## BEGIN Provided records
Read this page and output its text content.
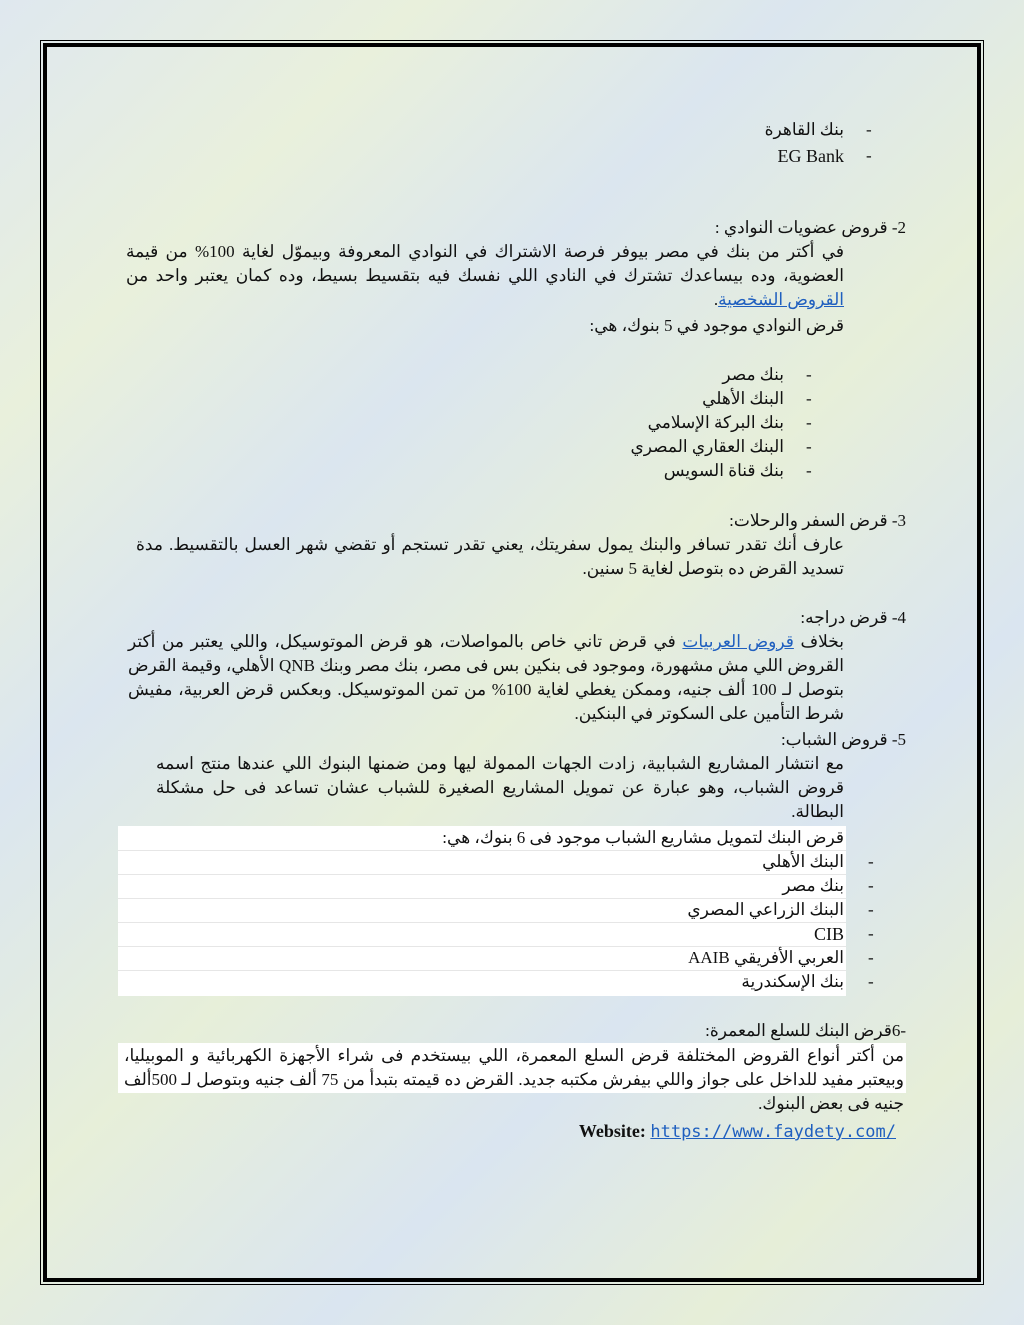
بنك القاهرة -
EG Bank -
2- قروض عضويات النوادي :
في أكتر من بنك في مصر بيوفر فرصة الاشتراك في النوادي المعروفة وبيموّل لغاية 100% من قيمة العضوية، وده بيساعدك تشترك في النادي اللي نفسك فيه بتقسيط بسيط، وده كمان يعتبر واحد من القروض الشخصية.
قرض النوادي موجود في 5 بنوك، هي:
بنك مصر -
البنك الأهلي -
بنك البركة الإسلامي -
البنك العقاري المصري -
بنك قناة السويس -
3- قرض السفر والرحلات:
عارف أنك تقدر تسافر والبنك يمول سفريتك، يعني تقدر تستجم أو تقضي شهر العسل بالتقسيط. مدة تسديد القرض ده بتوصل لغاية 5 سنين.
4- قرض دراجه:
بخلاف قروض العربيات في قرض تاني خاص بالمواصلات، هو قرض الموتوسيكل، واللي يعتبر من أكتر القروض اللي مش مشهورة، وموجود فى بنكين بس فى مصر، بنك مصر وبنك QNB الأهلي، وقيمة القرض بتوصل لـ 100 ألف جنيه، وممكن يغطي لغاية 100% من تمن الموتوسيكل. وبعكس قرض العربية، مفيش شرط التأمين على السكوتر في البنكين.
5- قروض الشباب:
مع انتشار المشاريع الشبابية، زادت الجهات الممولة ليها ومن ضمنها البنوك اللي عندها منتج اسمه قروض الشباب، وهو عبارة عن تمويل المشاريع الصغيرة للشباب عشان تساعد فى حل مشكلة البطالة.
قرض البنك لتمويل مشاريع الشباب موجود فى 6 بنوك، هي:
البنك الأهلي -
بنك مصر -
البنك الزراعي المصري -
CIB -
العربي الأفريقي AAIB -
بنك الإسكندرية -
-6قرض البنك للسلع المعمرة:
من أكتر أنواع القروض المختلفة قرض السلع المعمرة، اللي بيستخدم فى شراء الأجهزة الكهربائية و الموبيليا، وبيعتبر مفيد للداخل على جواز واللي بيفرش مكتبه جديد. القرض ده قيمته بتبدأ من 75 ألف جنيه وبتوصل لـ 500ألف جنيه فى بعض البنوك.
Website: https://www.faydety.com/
## END Provided records
*What is needed*.
Extract all the data above exactly, excluding every picture.

*Solved problem*.
Read this page and output its text content.
بنك القاهرة -
EG Bank -
2- قروض عضويات النوادي :
في أكتر من بنك في مصر بيوفر فرصة الاشتراك في النوادي المعروفة وبيموّل لغاية 100% من قيمة العضوية، وده بيساعدك تشترك في النادي اللي نفسك فيه بتقسيط بسيط، وده كمان يعتبر واحد من القروض الشخصية.
قرض النوادي موجود في 5 بنوك، هي:
بنك مصر -
البنك الأهلي -
بنك البركة الإسلامي -
البنك العقاري المصري -
بنك قناة السويس -
3- قرض السفر والرحلات:
عارف أنك تقدر تسافر والبنك يمول سفريتك، يعني تقدر تستجم أو تقضي شهر العسل بالتقسيط. مدة تسديد القرض ده بتوصل لغاية 5 سنين.
4- قرض دراجه:
بخلاف قروض العربيات في قرض تاني خاص بالمواصلات، هو قرض الموتوسيكل، واللي يعتبر من أكتر القروض اللي مش مشهورة، وموجود فى بنكين بس فى مصر، بنك مصر وبنك QNB الأهلي، وقيمة القرض بتوصل لـ 100 ألف جنيه، وممكن يغطي لغاية 100% من تمن الموتوسيكل. وبعكس قرض العربية، مفيش شرط التأمين على السكوتر في البنكين.
5- قروض الشباب:
مع انتشار المشاريع الشبابية، زادت الجهات الممولة ليها ومن ضمنها البنوك اللي عندها منتج اسمه قروض الشباب، وهو عبارة عن تمويل المشاريع الصغيرة للشباب عشان تساعد فى حل مشكلة البطالة.
قرض البنك لتمويل مشاريع الشباب موجود فى 6 بنوك، هي:
البنك الأهلي -
بنك مصر -
البنك الزراعي المصري -
CIB -
العربي الأفريقي AAIB -
بنك الإسكندرية -
-6قرض البنك للسلع المعمرة:
من أكتر أنواع القروض المختلفة قرض السلع المعمرة، اللي بيستخدم فى شراء الأجهزة الكهربائية و الموبيليا، وبيعتبر مفيد للداخل على جواز واللي بيفرش مكتبه جديد. القرض ده قيمته بتبدأ من 75 ألف جنيه وبتوصل لـ 500ألف جنيه فى بعض البنوك.
Website: https://www.faydety.com/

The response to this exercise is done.